(Excerpts from a figure dataset)

------------------------------------

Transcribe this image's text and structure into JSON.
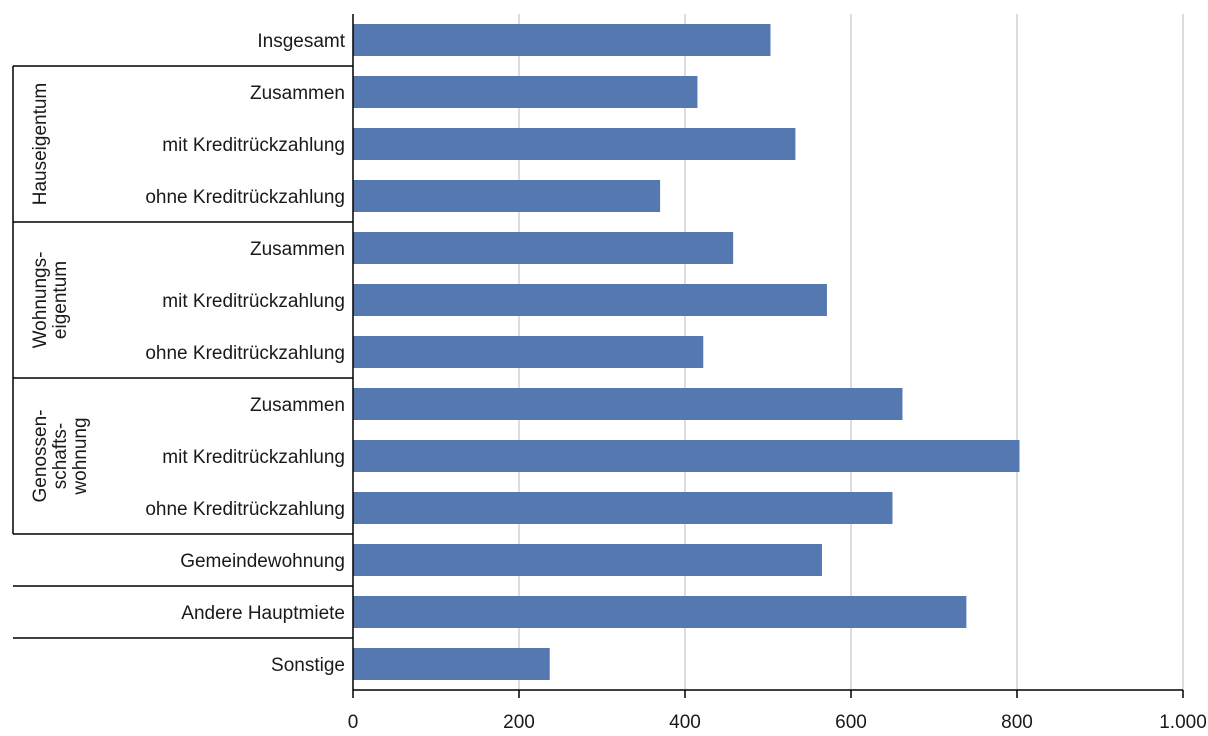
{
  "chart_data": {
    "type": "bar",
    "orientation": "horizontal",
    "categories": [
      "Insgesamt",
      "Zusammen",
      "mit Kreditrückzahlung",
      "ohne Kreditrückzahlung",
      "Zusammen",
      "mit Kreditrückzahlung",
      "ohne Kreditrückzahlung",
      "Zusammen",
      "mit Kreditrückzahlung",
      "ohne Kreditrückzahlung",
      "Gemeindewohnung",
      "Andere Hauptmiete",
      "Sonstige"
    ],
    "values": [
      503,
      415,
      533,
      370,
      458,
      571,
      422,
      662,
      803,
      650,
      565,
      739,
      237
    ],
    "groups": [
      {
        "label_lines": [
          "Hauseigentum"
        ],
        "start": 1,
        "end": 3
      },
      {
        "label_lines": [
          "Wohnungs-",
          "eigentum"
        ],
        "start": 4,
        "end": 6
      },
      {
        "label_lines": [
          "Genossen-",
          "schafts-",
          "wohnung"
        ],
        "start": 7,
        "end": 9
      }
    ],
    "xlim": [
      0,
      1000
    ],
    "xticks": [
      0,
      200,
      400,
      600,
      800,
      1000
    ],
    "xtick_labels": [
      "0",
      "200",
      "400",
      "600",
      "800",
      "1.000"
    ],
    "grid": "vertical",
    "bar_color": "#5578b0",
    "grid_color": "#d0d0d0"
  }
}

------------------------------------

**What you are asked to do**
Reproduce every line of the material precisely, omitting its pictures.

**Completed task**
Transcribe this image's text and structure into JSON.
{
  "chart_data": {
    "type": "bar",
    "orientation": "horizontal",
    "categories": [
      "Insgesamt",
      "Zusammen",
      "mit Kreditrückzahlung",
      "ohne Kreditrückzahlung",
      "Zusammen",
      "mit Kreditrückzahlung",
      "ohne Kreditrückzahlung",
      "Zusammen",
      "mit Kreditrückzahlung",
      "ohne Kreditrückzahlung",
      "Gemeindewohnung",
      "Andere Hauptmiete",
      "Sonstige"
    ],
    "values": [
      503,
      415,
      533,
      370,
      458,
      571,
      422,
      662,
      803,
      650,
      565,
      739,
      237
    ],
    "groups": [
      {
        "label_lines": [
          "Hauseigentum"
        ],
        "start": 1,
        "end": 3
      },
      {
        "label_lines": [
          "Wohnungs-",
          "eigentum"
        ],
        "start": 4,
        "end": 6
      },
      {
        "label_lines": [
          "Genossen-",
          "schafts-",
          "wohnung"
        ],
        "start": 7,
        "end": 9
      }
    ],
    "xlim": [
      0,
      1000
    ],
    "xticks": [
      0,
      200,
      400,
      600,
      800,
      1000
    ],
    "xtick_labels": [
      "0",
      "200",
      "400",
      "600",
      "800",
      "1.000"
    ],
    "grid": "vertical",
    "bar_color": "#5578b0",
    "grid_color": "#d0d0d0"
  }
}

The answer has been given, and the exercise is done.